• [EXERCISE AIM]: Make an exact copy of the records, with the pictures left out.

(Stored entries)

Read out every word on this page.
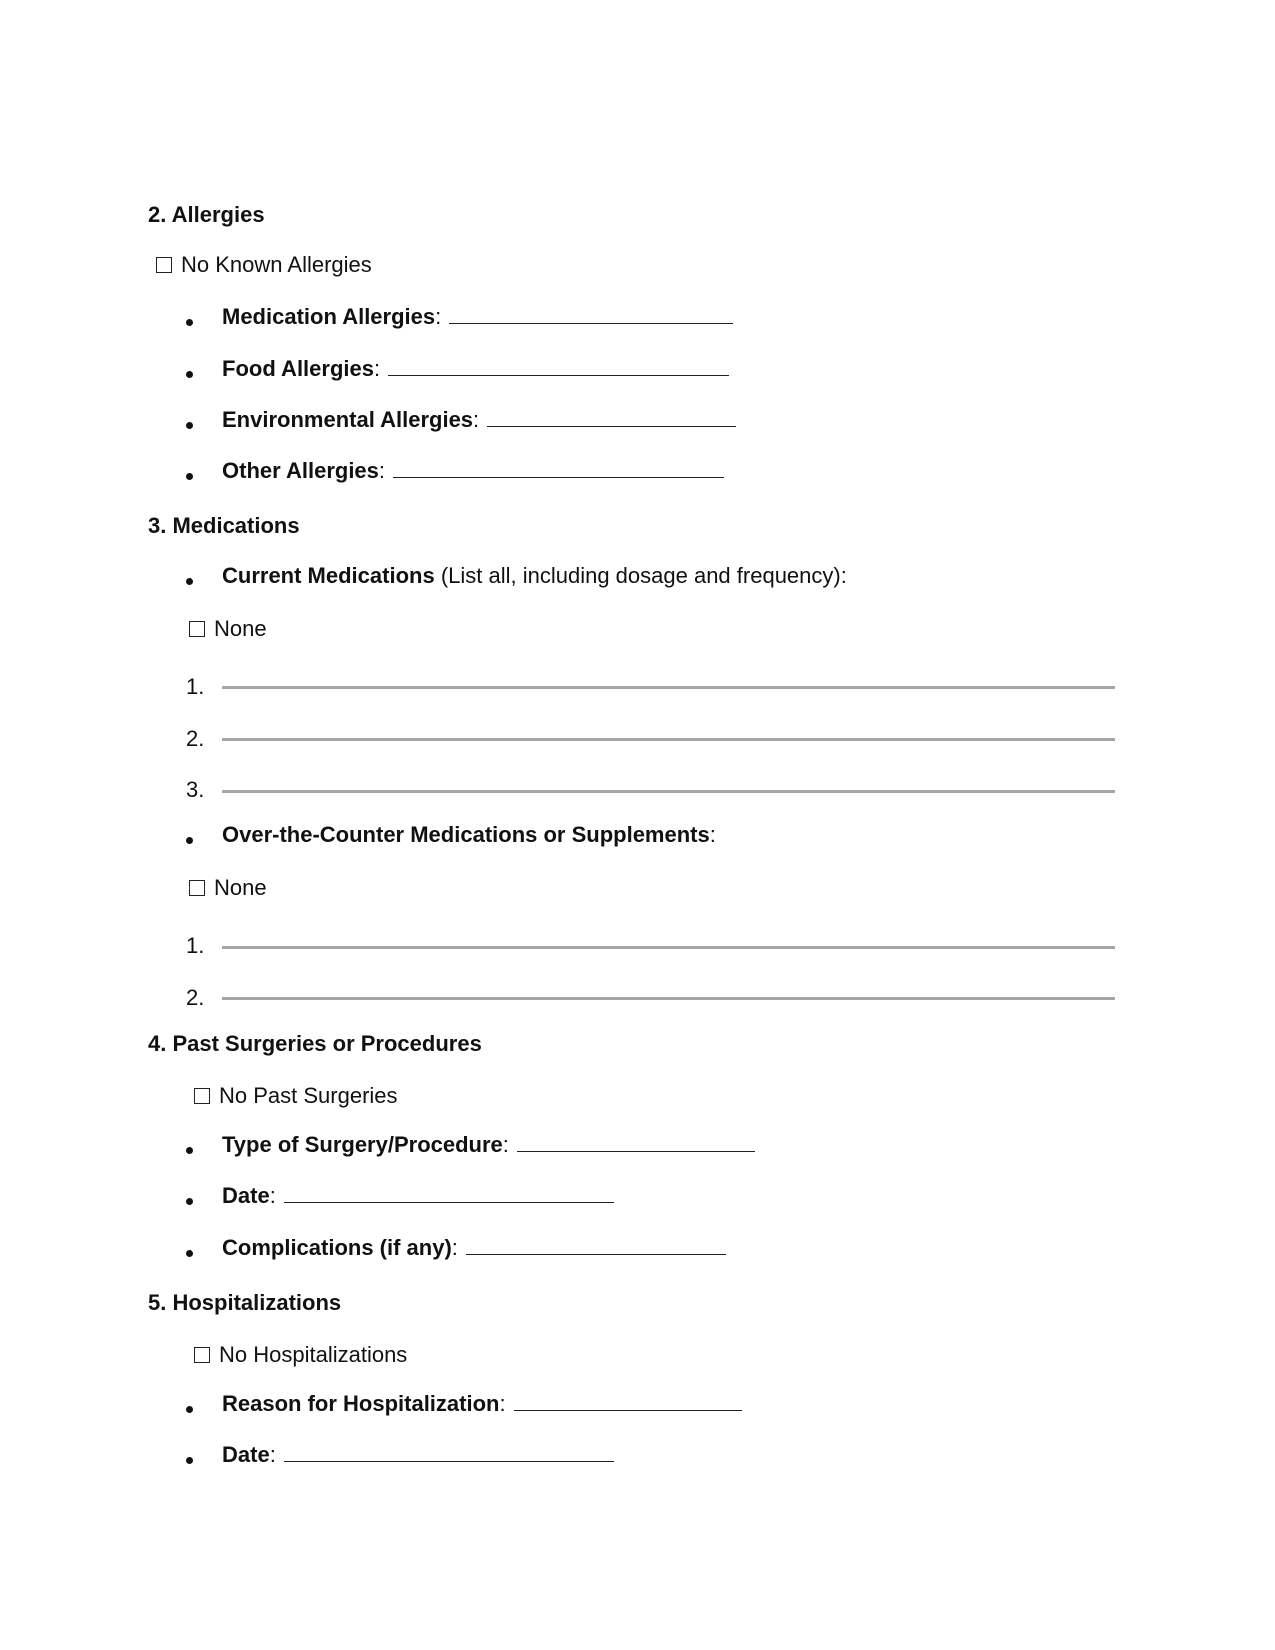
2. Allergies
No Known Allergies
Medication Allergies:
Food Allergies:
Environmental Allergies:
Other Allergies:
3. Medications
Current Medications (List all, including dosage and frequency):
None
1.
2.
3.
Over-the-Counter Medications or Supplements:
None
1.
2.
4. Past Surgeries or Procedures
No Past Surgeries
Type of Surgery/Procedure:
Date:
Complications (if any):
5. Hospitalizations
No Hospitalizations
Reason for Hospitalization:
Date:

• [CORRECT OUTPUT]:
Read out every word on this page.
2. Allergies
No Known Allergies
Medication Allergies:
Food Allergies:
Environmental Allergies:
Other Allergies:
3. Medications
Current Medications (List all, including dosage and frequency):
None
1.
2.
3.
Over-the-Counter Medications or Supplements:
None
1.
2.
4. Past Surgeries or Procedures
No Past Surgeries
Type of Surgery/Procedure:
Date:
Complications (if any):
5. Hospitalizations
No Hospitalizations
Reason for Hospitalization:
Date:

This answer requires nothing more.